Input data -
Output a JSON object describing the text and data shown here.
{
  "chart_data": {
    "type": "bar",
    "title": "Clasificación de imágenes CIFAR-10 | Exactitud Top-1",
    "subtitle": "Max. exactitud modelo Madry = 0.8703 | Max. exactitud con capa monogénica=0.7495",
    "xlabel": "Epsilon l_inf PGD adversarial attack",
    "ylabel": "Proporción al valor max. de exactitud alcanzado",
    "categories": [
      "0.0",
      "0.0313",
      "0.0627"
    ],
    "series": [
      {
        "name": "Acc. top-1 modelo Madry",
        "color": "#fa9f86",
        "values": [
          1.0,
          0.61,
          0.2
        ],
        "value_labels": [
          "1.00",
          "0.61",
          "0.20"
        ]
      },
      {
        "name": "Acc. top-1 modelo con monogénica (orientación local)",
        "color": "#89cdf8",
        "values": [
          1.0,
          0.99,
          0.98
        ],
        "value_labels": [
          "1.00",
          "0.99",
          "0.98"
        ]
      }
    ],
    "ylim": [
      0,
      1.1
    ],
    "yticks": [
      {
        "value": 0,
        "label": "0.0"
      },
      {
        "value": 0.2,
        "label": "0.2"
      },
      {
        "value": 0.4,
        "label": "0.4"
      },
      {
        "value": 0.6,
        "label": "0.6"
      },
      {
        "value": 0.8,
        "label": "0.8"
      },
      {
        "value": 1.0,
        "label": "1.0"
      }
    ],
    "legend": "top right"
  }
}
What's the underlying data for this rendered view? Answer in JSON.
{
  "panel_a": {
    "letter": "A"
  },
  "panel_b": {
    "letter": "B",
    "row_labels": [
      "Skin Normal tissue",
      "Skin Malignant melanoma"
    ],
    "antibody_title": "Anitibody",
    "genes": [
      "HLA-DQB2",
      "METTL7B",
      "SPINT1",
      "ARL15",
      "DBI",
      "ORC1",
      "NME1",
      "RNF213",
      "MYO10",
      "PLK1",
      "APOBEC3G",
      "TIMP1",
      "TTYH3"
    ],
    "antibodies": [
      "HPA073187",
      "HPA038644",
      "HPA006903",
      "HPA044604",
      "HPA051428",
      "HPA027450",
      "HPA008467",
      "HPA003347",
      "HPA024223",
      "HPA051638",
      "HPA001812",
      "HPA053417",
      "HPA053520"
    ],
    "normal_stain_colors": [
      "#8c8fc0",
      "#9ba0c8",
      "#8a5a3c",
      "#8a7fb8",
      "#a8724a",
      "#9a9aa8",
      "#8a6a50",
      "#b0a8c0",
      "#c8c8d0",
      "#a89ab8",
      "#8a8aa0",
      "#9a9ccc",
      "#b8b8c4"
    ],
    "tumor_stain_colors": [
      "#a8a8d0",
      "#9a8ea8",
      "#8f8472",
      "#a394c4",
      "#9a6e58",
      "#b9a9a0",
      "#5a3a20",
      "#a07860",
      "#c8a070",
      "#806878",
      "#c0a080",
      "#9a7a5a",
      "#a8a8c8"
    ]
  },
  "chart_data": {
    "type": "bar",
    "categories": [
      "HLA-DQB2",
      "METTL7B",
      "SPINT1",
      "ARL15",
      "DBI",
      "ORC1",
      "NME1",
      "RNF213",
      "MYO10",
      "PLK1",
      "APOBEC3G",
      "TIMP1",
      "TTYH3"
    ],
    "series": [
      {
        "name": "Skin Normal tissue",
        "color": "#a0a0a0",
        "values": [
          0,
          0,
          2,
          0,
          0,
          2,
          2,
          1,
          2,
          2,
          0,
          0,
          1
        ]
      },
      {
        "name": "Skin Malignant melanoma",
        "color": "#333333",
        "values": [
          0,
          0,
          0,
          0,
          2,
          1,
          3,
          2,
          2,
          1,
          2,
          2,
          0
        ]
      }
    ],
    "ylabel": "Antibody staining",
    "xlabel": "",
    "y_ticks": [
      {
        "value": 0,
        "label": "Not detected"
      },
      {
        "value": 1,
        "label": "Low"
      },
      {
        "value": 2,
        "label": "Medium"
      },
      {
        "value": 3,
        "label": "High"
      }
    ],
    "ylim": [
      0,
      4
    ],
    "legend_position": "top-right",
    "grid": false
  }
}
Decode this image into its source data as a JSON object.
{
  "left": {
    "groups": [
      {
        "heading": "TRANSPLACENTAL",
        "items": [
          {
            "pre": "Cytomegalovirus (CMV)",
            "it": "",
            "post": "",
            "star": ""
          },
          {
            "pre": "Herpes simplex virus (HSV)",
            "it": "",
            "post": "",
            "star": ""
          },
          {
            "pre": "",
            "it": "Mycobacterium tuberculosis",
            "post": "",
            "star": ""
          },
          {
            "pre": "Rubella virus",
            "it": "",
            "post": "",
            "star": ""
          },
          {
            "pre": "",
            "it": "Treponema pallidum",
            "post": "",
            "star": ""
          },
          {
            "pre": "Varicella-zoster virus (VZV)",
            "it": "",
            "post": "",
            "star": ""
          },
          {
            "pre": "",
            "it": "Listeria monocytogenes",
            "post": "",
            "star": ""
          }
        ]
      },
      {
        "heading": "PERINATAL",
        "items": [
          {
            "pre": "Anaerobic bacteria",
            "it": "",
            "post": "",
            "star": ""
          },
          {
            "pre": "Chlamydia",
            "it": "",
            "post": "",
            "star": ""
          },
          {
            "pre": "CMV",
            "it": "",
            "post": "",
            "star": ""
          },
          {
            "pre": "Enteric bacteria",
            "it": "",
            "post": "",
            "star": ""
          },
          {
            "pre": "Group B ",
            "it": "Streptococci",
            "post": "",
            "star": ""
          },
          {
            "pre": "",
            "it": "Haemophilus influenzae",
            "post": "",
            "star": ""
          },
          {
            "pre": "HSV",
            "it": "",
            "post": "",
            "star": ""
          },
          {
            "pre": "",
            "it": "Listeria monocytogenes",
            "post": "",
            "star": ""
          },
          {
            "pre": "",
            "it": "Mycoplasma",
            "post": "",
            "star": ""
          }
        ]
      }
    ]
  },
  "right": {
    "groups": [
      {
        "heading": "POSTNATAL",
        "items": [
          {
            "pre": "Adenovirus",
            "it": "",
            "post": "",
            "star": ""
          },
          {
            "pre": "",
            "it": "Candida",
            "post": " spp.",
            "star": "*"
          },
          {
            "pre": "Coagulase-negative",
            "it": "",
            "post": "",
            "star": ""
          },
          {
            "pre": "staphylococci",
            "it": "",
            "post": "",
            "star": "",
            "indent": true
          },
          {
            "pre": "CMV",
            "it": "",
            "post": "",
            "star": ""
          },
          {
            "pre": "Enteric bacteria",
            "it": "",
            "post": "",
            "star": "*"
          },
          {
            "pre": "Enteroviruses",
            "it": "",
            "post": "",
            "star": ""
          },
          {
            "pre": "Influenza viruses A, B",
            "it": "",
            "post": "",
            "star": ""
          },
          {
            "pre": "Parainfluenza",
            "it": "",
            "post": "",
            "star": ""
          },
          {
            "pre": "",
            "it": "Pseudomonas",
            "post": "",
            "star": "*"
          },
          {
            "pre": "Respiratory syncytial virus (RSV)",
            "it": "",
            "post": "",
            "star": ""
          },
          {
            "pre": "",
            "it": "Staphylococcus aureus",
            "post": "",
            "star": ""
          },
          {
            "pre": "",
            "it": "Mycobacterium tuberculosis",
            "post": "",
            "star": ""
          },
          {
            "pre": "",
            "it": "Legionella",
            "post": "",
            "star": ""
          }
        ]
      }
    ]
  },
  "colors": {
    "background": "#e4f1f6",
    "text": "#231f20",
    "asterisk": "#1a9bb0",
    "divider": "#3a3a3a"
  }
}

Exercise -
Please count the lines in the material above that hold the word "Malignant", and give only the total.

Expected answer -
2